* [Record excerpts]
— Begin —

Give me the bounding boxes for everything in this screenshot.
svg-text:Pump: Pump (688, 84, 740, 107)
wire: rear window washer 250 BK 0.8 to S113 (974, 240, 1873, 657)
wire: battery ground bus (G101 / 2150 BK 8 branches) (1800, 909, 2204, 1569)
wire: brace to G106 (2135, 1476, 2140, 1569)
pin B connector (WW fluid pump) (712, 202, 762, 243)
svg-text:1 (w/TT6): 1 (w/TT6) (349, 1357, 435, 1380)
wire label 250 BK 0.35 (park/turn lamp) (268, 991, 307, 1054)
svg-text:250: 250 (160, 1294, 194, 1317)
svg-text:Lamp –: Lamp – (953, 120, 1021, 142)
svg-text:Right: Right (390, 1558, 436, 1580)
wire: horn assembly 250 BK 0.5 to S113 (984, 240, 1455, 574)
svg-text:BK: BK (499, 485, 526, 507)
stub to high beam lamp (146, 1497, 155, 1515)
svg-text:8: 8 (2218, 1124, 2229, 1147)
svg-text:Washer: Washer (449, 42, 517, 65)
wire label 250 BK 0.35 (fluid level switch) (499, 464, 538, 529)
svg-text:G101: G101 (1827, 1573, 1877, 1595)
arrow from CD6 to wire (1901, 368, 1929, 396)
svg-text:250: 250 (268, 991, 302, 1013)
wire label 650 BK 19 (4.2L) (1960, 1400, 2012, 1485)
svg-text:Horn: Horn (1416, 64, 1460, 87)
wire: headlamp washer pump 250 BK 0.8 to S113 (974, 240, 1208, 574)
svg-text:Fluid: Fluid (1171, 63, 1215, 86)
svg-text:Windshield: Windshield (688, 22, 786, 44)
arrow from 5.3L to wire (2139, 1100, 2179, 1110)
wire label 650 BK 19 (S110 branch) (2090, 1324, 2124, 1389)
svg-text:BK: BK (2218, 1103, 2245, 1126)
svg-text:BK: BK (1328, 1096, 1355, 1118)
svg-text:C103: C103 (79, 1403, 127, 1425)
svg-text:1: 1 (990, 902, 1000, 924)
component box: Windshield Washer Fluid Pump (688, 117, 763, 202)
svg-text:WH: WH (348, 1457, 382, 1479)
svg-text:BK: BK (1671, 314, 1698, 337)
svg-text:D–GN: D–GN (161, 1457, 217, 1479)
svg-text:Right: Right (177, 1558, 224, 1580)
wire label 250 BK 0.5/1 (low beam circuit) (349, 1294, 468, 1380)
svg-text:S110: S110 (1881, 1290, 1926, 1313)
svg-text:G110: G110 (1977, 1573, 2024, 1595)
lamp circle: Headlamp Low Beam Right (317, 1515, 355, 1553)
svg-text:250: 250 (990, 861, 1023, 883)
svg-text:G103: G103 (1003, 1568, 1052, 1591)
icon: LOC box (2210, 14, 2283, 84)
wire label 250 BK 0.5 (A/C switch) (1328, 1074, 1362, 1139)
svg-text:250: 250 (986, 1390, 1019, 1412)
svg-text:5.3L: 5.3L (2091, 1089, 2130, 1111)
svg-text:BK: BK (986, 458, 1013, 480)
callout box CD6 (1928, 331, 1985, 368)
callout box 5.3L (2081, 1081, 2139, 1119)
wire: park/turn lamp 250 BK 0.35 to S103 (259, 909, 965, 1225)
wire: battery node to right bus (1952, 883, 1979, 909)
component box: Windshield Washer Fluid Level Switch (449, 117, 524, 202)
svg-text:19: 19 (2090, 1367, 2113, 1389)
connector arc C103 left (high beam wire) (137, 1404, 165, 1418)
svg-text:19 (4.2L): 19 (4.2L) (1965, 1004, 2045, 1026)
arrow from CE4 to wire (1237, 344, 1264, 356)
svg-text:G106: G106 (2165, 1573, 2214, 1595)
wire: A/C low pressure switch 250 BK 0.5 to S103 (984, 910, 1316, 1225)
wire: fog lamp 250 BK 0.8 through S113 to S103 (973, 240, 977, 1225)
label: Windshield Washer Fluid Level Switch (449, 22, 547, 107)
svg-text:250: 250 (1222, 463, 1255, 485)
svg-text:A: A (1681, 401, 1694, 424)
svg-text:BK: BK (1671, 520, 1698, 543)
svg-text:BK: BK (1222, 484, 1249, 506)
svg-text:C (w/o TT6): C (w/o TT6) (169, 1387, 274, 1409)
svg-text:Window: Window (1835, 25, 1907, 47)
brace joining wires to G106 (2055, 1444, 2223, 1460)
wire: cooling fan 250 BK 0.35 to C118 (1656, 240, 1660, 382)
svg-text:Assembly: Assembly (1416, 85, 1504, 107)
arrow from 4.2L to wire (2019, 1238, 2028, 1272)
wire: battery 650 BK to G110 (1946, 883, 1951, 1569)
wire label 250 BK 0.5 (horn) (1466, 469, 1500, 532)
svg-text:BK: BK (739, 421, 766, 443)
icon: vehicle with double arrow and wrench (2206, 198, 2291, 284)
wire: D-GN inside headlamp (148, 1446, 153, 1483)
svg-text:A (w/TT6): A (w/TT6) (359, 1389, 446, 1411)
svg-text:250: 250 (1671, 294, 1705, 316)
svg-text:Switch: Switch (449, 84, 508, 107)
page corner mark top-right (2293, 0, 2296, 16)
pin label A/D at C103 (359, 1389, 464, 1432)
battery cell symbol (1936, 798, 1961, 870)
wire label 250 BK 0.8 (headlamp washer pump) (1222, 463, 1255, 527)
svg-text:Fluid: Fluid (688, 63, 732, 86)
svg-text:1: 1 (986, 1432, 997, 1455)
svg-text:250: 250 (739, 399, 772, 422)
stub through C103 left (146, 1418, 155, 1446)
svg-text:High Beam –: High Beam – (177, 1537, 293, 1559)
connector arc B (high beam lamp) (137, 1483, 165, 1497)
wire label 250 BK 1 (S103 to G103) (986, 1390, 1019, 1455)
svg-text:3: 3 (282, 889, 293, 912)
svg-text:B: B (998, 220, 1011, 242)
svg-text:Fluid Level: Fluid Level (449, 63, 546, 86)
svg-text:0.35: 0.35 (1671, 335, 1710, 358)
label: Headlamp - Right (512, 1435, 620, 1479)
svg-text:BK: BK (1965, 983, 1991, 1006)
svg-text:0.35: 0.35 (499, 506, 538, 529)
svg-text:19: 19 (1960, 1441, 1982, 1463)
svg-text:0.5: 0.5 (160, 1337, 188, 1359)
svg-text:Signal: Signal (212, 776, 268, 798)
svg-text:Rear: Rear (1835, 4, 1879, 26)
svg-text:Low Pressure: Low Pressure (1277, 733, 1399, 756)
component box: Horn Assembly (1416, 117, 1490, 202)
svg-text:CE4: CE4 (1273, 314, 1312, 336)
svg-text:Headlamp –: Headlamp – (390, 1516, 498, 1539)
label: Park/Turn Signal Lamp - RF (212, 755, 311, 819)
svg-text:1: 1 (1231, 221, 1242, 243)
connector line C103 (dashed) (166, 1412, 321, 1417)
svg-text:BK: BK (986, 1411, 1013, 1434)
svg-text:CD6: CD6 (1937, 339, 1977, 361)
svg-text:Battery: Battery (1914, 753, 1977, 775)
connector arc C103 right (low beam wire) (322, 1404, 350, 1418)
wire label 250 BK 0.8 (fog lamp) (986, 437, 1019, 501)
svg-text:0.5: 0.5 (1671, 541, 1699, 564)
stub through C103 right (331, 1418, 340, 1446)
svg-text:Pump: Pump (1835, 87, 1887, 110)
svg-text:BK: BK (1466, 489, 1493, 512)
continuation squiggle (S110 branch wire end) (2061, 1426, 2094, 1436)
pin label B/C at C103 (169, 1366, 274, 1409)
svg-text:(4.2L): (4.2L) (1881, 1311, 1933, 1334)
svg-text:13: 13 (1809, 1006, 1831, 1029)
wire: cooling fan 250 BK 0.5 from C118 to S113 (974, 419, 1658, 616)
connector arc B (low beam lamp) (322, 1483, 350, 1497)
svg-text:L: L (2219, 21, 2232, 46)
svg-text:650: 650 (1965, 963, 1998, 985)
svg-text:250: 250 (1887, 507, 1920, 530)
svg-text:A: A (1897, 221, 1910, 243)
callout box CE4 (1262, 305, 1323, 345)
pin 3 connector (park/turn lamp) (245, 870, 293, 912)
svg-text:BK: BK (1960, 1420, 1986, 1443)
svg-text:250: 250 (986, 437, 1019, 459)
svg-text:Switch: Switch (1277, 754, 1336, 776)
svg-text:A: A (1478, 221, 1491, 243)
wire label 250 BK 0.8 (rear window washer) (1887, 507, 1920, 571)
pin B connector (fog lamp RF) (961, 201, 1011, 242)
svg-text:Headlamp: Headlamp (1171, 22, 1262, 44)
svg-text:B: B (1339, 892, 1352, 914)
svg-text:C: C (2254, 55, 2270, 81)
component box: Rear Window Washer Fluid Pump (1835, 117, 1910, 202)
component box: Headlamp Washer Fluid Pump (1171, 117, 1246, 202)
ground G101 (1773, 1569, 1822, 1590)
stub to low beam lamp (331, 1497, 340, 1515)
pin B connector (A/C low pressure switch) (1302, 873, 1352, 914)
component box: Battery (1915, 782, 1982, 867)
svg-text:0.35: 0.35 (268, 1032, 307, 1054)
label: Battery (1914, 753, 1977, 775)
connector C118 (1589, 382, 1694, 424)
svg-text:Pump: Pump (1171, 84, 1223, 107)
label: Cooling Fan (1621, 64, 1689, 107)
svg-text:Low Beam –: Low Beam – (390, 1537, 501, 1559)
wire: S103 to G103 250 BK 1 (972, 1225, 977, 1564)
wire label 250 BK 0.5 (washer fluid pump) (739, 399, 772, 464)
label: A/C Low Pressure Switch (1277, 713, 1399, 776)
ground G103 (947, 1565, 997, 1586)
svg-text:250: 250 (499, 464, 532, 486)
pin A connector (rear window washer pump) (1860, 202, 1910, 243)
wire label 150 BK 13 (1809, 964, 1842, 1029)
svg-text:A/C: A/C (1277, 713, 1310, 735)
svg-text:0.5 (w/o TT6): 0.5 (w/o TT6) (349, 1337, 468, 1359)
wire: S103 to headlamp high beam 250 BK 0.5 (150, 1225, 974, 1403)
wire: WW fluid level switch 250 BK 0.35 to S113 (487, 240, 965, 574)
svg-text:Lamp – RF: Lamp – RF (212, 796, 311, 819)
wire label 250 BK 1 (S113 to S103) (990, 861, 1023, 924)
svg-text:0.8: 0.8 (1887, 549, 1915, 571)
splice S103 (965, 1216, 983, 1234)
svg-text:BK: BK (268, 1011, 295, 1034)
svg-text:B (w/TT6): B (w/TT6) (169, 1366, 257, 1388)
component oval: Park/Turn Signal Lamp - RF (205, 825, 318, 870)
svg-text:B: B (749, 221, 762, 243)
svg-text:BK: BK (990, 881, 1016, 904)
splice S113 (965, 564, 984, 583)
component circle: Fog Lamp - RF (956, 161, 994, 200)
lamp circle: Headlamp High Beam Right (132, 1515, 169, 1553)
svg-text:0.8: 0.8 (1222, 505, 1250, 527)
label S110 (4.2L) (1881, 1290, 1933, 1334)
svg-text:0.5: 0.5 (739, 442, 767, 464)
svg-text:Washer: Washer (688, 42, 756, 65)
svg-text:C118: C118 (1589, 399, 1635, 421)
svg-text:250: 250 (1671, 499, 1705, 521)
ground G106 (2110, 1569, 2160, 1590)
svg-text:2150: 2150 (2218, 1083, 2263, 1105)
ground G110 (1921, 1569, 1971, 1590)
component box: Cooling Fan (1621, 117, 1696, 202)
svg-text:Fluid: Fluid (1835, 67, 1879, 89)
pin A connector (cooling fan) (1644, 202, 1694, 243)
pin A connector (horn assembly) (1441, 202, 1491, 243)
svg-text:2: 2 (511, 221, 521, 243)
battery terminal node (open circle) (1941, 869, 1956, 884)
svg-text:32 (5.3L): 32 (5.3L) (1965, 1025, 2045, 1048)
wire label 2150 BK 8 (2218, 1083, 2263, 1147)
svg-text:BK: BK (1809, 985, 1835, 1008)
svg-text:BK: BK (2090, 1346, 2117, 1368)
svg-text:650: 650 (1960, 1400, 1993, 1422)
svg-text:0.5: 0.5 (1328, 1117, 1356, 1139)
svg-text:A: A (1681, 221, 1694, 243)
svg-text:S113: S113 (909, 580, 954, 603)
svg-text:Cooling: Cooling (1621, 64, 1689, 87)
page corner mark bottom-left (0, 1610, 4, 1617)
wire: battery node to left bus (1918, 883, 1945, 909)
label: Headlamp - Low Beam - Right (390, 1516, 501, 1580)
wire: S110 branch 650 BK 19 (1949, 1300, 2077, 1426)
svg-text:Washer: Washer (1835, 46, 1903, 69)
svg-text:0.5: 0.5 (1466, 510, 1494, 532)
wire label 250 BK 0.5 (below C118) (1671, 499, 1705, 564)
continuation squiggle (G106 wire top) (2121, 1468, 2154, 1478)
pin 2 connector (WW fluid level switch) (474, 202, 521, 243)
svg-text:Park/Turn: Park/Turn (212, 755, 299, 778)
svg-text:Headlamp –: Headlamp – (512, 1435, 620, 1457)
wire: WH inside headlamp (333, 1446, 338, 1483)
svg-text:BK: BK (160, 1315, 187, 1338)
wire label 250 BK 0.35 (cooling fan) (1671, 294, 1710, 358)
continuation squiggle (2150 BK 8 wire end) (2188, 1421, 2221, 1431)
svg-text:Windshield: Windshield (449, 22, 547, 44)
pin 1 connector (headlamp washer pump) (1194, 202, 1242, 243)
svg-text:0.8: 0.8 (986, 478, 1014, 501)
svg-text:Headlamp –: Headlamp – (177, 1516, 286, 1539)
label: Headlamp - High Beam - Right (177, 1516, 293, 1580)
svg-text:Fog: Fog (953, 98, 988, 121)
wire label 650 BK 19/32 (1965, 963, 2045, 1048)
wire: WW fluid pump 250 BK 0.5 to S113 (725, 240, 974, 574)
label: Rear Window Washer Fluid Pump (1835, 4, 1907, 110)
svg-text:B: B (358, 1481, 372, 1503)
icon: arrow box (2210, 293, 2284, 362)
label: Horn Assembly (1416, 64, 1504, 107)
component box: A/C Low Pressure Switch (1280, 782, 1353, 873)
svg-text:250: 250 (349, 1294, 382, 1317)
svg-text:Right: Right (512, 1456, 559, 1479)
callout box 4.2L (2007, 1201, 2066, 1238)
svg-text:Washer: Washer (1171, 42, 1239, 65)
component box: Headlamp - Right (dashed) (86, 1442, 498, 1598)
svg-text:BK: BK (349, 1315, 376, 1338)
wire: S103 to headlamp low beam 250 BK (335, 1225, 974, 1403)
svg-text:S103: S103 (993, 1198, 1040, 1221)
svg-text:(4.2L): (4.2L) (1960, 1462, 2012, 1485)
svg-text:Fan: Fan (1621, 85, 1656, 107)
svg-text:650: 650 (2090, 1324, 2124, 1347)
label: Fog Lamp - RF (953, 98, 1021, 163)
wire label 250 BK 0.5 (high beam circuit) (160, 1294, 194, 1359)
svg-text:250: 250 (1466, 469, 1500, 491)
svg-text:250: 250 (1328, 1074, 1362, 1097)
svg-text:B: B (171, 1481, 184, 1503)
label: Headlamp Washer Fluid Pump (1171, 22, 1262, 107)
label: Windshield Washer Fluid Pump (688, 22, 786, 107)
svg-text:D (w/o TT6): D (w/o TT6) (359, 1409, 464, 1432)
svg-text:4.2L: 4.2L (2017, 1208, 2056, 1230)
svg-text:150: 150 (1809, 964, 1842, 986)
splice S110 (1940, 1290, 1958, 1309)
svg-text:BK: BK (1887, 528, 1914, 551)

— End —

* [Direction] Edit the lines from the first one through the line with "component box: Windshield Washer Fluid Pump": write them out again with "brace" changed to "strap" and nothing else altered.

* [Exercise response]
Give me the bounding boxes for everything in this screenshot.
svg-text:Pump: Pump (688, 84, 740, 107)
wire: rear window washer 250 BK 0.8 to S113 (974, 240, 1873, 657)
wire: battery ground bus (G101 / 2150 BK 8 branches) (1800, 909, 2204, 1569)
wire: strap to G106 (2135, 1476, 2140, 1569)
pin B connector (WW fluid pump) (712, 202, 762, 243)
svg-text:1 (w/TT6): 1 (w/TT6) (349, 1357, 435, 1380)
wire label 250 BK 0.35 (park/turn lamp) (268, 991, 307, 1054)
svg-text:250: 250 (160, 1294, 194, 1317)
svg-text:Lamp –: Lamp – (953, 120, 1021, 142)
svg-text:Right: Right (390, 1558, 436, 1580)
wire: horn assembly 250 BK 0.5 to S113 (984, 240, 1455, 574)
svg-text:BK: BK (499, 485, 526, 507)
stub to high beam lamp (146, 1497, 155, 1515)
svg-text:8: 8 (2218, 1124, 2229, 1147)
svg-text:Washer: Washer (449, 42, 517, 65)
wire label 250 BK 0.35 (fluid level switch) (499, 464, 538, 529)
svg-text:G101: G101 (1827, 1573, 1877, 1595)
arrow from CD6 to wire (1901, 368, 1929, 396)
svg-text:250: 250 (268, 991, 302, 1013)
wire label 650 BK 19 (4.2L) (1960, 1400, 2012, 1485)
svg-text:Horn: Horn (1416, 64, 1460, 87)
wire: headlamp washer pump 250 BK 0.8 to S113 (974, 240, 1208, 574)
svg-text:Fluid: Fluid (1171, 63, 1215, 86)
svg-text:Windshield: Windshield (688, 22, 786, 44)
arrow from 5.3L to wire (2139, 1100, 2179, 1110)
wire label 650 BK 19 (S110 branch) (2090, 1324, 2124, 1389)
svg-text:BK: BK (2218, 1103, 2245, 1126)
svg-text:BK: BK (1328, 1096, 1355, 1118)
svg-text:C103: C103 (79, 1403, 127, 1425)
svg-text:1: 1 (990, 902, 1000, 924)
component box: Windshield Washer Fluid Pump (688, 117, 763, 202)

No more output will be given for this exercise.